■ WRITTEN INSTRUCTION
Show only lines that include "title".
------------------------------------
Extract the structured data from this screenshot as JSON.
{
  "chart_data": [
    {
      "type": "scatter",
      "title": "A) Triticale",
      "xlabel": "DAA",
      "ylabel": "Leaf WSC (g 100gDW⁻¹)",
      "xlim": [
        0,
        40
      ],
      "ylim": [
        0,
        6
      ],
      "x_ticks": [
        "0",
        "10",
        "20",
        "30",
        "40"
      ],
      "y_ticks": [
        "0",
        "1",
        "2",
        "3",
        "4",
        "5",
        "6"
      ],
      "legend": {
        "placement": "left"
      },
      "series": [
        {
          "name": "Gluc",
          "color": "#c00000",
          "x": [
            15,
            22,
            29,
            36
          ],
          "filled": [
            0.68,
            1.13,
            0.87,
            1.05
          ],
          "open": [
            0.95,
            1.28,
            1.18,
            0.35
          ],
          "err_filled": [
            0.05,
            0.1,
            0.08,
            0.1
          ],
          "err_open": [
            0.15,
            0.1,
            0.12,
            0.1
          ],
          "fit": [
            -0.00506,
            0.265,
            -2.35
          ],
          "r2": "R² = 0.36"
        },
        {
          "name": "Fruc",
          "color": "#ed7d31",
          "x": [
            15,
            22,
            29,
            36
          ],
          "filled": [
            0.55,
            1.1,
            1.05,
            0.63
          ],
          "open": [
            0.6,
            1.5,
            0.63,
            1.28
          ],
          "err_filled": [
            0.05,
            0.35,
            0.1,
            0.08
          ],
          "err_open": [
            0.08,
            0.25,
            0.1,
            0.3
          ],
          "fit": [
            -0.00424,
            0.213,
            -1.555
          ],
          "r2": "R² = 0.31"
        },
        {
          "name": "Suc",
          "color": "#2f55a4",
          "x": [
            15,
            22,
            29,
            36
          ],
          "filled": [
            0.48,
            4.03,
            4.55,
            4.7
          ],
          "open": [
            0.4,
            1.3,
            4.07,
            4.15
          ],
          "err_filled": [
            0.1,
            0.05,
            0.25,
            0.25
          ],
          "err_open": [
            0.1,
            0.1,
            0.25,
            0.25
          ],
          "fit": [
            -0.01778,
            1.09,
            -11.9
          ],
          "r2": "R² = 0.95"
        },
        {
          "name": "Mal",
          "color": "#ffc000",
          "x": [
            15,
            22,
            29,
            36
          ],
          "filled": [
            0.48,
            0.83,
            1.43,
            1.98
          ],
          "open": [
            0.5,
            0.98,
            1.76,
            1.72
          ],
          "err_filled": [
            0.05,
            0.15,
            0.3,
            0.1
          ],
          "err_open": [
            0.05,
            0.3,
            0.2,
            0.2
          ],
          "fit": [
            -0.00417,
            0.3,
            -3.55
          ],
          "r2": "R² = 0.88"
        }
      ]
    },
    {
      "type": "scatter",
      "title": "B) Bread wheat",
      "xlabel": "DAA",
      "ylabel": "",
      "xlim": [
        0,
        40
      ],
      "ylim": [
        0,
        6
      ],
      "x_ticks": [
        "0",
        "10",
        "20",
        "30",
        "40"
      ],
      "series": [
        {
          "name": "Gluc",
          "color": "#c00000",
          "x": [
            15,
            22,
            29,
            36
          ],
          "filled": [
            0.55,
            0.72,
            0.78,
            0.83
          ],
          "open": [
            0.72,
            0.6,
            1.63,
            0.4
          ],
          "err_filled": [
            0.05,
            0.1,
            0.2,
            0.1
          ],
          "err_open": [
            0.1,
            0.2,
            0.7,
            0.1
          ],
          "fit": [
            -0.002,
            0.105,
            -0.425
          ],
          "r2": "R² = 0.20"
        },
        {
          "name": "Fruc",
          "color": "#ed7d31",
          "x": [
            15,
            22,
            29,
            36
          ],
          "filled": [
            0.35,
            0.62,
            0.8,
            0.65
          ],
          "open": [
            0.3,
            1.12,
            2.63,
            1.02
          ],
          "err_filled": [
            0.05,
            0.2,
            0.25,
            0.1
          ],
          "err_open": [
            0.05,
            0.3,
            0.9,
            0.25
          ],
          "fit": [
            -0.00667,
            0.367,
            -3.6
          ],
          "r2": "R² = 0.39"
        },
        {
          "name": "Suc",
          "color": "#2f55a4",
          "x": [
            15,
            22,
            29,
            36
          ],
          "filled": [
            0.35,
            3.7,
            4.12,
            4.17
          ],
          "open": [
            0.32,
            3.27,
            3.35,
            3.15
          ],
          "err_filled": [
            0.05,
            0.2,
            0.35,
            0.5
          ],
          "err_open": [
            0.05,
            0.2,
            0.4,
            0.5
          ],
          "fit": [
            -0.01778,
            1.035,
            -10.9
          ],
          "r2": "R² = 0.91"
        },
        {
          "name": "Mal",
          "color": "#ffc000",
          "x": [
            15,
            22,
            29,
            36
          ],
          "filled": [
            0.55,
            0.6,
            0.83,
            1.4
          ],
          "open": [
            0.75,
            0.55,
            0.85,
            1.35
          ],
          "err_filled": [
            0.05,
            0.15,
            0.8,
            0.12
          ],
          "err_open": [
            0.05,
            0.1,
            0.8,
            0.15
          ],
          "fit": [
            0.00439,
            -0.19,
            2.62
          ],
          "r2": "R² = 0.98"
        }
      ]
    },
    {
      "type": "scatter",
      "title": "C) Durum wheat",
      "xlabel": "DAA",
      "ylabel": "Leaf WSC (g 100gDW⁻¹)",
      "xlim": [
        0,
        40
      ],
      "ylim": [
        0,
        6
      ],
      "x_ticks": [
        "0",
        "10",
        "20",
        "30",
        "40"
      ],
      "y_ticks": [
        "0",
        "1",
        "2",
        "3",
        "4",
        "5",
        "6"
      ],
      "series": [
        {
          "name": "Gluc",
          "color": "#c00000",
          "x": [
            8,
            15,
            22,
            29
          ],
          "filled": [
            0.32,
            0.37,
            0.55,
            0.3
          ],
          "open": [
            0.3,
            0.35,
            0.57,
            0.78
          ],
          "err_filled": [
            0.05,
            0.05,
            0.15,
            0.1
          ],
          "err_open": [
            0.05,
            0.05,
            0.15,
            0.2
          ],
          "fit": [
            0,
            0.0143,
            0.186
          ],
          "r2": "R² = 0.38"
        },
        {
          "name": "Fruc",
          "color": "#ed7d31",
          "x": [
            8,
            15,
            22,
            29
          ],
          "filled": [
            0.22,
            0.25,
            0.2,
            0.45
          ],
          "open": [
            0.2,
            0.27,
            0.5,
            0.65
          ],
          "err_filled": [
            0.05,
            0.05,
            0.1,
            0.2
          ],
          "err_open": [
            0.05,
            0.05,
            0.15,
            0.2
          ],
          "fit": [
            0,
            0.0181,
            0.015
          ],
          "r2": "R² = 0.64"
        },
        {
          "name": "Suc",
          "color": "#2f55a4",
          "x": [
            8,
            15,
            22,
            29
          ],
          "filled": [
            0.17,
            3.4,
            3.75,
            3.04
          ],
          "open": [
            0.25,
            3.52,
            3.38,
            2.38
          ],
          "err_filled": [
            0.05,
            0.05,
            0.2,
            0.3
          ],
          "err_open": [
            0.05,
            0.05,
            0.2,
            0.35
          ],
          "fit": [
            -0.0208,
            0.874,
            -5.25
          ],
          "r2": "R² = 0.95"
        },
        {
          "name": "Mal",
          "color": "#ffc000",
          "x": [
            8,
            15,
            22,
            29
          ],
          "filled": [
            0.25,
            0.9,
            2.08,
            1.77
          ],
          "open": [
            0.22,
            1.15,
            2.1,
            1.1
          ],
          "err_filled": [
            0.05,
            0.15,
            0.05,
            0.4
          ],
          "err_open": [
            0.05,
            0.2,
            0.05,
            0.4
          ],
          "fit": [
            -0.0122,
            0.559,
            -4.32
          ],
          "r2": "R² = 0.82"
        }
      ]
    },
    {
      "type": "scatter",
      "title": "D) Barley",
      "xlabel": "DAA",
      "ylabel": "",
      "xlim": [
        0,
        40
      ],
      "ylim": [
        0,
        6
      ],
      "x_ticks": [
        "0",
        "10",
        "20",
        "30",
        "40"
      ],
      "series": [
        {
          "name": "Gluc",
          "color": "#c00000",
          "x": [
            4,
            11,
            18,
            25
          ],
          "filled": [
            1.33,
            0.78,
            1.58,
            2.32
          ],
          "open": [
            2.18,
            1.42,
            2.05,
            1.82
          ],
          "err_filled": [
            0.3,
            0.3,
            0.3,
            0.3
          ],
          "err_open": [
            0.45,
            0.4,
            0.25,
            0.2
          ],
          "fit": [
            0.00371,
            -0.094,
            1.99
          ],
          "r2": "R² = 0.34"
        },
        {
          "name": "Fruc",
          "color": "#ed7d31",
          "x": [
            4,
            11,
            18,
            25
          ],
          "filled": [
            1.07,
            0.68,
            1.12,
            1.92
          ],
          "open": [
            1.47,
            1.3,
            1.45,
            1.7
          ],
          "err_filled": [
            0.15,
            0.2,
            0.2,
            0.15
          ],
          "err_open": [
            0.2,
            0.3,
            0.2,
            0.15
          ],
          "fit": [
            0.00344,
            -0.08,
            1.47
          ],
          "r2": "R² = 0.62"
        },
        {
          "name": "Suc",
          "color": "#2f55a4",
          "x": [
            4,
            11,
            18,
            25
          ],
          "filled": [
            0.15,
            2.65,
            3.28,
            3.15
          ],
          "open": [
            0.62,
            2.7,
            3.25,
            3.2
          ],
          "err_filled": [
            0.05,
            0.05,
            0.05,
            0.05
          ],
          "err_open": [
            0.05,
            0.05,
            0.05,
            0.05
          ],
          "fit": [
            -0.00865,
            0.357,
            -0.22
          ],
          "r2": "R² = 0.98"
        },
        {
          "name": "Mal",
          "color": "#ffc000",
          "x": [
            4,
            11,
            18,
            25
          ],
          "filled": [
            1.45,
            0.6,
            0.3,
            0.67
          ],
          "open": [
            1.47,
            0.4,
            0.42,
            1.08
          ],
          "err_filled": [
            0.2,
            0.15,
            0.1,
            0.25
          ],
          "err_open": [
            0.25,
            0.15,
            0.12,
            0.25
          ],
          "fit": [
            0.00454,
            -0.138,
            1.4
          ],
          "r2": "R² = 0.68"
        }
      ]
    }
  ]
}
------------------------------------
■ RESULT
      "title": "A) Triticale",
      "title": "B) Bread wheat",
      "title": "C) Durum wheat",
      "title": "D) Barley",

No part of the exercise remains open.